What you will do :: Return all the data, word for word.
=-=-=-=-=
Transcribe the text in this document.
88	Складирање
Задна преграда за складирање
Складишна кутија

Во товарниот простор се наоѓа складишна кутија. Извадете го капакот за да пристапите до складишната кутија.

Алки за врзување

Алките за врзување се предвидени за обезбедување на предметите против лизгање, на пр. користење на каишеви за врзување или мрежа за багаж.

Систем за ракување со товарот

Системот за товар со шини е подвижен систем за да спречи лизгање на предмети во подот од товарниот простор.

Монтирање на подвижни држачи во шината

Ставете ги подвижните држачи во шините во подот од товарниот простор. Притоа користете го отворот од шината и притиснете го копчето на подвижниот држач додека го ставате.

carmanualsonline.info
=-=-=-=-=
Solution for this exercise ::
Transcribe the text in this document.
88	Складирање
Задна преграда за складирање
Складишна кутија

Во товарниот простор се наоѓа складишна кутија. Извадете го капакот за да пристапите до складишната кутија.

Алки за врзување

Алките за врзување се предвидени за обезбедување на предметите против лизгање, на пр. користење на каишеви за врзување или мрежа за багаж.

Систем за ракување со товарот

Системот за товар со шини е подвижен систем за да спречи лизгање на предмети во подот од товарниот простор.

Монтирање на подвижни држачи во шината

Ставете ги подвижните држачи во шините во подот од товарниот простор. Притоа користете го отворот од шината и притиснете го копчето на подвижниот држач додека го ставате.

carmanualsonline.info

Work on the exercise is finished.